[Layout coordinate data]
___

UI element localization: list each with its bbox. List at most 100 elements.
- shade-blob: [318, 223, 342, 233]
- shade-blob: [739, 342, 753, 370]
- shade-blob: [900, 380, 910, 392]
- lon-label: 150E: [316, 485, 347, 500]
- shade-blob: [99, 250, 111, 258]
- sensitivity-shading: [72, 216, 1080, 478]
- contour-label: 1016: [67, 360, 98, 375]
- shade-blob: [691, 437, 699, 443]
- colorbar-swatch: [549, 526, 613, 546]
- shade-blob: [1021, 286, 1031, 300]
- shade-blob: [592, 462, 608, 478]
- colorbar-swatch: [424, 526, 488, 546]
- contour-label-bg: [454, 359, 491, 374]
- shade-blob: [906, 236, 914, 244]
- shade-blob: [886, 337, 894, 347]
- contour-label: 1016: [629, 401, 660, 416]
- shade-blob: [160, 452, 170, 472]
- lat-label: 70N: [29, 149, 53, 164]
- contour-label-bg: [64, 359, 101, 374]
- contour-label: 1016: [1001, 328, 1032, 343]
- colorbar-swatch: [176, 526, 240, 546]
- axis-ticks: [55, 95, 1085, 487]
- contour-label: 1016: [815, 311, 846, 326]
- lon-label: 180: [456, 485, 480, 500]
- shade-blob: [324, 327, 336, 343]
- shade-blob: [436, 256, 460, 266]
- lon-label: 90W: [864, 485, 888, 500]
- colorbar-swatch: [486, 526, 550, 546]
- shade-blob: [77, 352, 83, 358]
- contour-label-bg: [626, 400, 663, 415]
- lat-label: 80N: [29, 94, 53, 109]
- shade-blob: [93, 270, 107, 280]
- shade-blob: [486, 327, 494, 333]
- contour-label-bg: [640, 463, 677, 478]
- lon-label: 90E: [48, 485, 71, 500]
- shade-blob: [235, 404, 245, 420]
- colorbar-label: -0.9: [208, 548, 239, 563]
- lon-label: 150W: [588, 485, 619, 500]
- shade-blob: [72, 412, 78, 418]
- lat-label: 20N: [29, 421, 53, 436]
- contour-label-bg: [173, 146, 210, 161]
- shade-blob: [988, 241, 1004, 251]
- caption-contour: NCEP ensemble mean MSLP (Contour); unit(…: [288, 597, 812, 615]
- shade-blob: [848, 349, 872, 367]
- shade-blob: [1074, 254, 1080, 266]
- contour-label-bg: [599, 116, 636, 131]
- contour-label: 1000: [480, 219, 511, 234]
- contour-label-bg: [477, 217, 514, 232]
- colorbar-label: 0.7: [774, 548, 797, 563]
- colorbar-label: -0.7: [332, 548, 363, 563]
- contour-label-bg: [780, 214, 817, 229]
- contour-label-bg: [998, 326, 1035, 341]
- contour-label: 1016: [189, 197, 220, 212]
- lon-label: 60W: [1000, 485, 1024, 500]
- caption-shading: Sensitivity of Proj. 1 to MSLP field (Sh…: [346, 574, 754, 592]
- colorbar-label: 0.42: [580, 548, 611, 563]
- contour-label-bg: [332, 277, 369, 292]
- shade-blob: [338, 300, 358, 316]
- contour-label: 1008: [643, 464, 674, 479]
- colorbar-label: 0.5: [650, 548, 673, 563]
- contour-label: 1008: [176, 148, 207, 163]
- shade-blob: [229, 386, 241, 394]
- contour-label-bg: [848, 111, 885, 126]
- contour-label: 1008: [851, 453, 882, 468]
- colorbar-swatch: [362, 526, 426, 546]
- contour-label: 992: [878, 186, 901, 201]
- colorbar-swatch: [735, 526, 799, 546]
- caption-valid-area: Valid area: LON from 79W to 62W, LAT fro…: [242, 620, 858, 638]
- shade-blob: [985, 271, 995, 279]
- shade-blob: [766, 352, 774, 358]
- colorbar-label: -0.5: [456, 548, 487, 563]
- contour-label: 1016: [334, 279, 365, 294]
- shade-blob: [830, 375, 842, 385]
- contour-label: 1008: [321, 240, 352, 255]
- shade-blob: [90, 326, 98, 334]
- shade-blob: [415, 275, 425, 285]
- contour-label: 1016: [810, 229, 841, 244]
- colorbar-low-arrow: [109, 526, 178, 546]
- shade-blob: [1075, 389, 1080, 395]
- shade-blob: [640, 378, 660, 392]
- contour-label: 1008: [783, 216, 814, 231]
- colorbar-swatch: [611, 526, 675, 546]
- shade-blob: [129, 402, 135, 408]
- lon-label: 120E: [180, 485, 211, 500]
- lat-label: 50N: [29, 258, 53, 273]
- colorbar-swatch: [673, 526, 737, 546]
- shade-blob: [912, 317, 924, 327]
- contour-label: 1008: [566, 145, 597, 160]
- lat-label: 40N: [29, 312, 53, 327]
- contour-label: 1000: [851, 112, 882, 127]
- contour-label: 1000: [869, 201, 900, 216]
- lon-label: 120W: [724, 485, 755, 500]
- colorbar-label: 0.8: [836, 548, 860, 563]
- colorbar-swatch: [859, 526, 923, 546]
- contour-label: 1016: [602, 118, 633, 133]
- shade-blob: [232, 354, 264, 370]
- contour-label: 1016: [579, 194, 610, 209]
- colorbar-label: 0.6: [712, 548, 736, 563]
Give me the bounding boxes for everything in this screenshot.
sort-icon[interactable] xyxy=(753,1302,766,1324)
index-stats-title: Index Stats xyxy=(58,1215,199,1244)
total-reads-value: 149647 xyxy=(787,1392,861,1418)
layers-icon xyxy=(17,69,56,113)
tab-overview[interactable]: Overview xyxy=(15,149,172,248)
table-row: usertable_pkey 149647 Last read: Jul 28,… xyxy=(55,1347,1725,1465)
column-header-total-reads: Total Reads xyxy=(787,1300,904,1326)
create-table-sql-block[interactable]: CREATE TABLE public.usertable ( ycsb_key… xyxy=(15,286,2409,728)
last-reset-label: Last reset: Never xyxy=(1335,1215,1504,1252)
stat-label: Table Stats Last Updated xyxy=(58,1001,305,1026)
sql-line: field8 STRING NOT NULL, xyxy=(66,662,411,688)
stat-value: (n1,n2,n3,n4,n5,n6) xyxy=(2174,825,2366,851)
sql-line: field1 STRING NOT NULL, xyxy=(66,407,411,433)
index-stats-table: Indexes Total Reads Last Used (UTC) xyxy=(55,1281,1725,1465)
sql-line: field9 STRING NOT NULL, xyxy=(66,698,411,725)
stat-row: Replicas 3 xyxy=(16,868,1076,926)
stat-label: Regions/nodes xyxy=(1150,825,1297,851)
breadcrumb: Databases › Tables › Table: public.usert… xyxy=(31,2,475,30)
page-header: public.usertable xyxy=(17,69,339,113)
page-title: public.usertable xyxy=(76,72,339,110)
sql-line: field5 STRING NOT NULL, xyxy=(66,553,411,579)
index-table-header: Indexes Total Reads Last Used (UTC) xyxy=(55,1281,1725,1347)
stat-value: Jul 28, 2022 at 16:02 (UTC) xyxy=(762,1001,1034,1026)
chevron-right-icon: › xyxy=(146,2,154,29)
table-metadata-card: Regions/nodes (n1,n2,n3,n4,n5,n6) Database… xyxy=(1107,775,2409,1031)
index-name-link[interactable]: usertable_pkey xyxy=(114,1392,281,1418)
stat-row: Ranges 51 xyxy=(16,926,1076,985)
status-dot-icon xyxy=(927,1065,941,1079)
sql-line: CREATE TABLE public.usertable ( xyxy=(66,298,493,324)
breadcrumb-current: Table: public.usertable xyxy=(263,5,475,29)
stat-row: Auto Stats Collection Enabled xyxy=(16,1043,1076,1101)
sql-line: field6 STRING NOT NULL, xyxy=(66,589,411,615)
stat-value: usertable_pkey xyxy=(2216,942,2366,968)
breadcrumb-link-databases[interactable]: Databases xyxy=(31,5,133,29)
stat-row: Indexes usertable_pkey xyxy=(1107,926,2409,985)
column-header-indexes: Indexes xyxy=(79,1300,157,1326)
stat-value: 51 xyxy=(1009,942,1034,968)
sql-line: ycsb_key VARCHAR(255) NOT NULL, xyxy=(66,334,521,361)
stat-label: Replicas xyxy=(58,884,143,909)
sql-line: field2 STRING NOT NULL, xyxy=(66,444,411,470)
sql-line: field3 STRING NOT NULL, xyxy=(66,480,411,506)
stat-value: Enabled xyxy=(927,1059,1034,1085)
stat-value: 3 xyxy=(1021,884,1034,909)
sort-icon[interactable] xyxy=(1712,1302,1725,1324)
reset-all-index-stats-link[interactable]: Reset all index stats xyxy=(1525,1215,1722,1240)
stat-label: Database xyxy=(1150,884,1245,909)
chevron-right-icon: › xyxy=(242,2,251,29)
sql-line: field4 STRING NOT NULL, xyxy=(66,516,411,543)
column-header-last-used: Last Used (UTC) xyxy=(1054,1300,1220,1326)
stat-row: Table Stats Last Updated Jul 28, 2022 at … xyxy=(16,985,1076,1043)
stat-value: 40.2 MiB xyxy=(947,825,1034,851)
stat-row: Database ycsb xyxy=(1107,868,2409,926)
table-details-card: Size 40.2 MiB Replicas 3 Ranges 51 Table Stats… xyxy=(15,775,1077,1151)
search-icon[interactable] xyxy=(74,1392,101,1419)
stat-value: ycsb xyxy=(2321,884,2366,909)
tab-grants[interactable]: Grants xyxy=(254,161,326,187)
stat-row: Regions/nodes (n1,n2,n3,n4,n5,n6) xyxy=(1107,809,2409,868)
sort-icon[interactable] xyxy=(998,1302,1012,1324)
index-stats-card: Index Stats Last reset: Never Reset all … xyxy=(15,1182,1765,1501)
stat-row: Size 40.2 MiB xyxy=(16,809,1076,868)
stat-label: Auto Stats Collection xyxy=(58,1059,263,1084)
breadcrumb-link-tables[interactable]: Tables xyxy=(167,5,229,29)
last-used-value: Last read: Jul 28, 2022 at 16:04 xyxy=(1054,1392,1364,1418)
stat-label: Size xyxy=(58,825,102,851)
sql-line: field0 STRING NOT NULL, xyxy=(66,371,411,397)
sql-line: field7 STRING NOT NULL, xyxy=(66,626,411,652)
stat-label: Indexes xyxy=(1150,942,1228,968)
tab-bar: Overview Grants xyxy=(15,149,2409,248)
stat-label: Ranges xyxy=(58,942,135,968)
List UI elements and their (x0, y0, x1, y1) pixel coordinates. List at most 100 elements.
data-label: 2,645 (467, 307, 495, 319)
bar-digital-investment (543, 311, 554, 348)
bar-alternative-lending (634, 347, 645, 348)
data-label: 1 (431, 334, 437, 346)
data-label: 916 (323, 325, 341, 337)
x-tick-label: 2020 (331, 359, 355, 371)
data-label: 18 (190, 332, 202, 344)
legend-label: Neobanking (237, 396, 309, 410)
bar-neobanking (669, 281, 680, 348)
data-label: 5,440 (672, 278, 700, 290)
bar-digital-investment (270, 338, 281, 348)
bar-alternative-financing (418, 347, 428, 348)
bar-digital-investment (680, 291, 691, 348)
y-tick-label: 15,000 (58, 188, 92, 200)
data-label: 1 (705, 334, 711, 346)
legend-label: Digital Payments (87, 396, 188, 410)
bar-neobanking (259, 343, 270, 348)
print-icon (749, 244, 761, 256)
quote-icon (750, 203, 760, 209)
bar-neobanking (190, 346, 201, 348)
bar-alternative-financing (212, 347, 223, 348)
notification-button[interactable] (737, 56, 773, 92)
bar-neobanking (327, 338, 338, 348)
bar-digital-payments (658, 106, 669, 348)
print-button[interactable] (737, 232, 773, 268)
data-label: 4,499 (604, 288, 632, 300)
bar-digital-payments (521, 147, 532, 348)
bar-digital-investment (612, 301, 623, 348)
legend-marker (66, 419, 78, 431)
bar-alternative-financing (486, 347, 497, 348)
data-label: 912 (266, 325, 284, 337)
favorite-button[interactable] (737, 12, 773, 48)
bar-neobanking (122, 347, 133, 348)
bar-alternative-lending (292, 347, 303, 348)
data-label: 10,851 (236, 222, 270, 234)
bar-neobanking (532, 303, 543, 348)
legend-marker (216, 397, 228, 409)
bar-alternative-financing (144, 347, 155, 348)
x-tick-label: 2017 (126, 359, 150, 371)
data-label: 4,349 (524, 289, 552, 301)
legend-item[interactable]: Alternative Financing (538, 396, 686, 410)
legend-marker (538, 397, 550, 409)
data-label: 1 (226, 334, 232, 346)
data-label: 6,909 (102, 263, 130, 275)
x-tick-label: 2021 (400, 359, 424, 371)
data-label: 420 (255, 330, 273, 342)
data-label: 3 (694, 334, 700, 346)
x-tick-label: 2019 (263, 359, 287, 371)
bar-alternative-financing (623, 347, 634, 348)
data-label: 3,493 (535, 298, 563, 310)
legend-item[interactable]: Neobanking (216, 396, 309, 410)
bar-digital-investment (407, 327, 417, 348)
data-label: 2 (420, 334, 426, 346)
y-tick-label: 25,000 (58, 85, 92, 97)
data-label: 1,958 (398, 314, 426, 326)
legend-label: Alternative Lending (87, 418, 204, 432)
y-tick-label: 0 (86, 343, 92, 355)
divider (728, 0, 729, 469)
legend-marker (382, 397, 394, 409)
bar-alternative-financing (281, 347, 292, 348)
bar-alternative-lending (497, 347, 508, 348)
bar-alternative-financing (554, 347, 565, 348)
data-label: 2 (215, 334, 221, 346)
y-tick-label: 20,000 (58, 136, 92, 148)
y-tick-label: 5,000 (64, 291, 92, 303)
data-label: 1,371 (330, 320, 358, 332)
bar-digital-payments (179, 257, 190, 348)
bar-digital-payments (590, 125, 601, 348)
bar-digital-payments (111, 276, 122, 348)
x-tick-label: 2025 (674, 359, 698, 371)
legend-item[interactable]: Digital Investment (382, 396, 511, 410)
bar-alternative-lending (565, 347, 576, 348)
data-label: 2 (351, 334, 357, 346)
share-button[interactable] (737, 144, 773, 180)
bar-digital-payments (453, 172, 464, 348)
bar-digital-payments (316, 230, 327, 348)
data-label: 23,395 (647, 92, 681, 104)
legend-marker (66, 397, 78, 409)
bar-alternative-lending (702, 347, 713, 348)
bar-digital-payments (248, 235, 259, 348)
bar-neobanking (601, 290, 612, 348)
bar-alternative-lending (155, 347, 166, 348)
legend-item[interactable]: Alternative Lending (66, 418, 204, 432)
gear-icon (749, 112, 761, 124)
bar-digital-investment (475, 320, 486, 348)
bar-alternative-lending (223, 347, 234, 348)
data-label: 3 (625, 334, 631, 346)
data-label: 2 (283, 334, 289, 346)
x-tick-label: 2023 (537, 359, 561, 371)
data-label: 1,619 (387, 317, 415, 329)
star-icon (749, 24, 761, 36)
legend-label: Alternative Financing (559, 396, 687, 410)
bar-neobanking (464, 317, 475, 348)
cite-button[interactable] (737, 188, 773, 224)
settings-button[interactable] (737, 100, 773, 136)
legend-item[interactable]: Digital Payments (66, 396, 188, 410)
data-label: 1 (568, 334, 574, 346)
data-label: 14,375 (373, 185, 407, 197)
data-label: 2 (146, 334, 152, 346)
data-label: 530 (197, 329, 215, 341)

___

→ What you should do
Rewrite the data from its first line through the line with "- shade-blob: [160, 452, 170, 472]", changing every "colorbar-swatch" to "color-key-swatch" and leaving everything else as it is.

→ Solution to this problem
UI element localization: list each with its bbox. List at most 100 elements.
- shade-blob: [318, 223, 342, 233]
- shade-blob: [739, 342, 753, 370]
- shade-blob: [900, 380, 910, 392]
- lon-label: 150E: [316, 485, 347, 500]
- shade-blob: [99, 250, 111, 258]
- sensitivity-shading: [72, 216, 1080, 478]
- contour-label: 1016: [67, 360, 98, 375]
- shade-blob: [691, 437, 699, 443]
- color-key-swatch: [549, 526, 613, 546]
- shade-blob: [1021, 286, 1031, 300]
- shade-blob: [592, 462, 608, 478]
- color-key-swatch: [424, 526, 488, 546]
- contour-label-bg: [454, 359, 491, 374]
- shade-blob: [906, 236, 914, 244]
- shade-blob: [886, 337, 894, 347]
- contour-label: 1016: [629, 401, 660, 416]
- shade-blob: [160, 452, 170, 472]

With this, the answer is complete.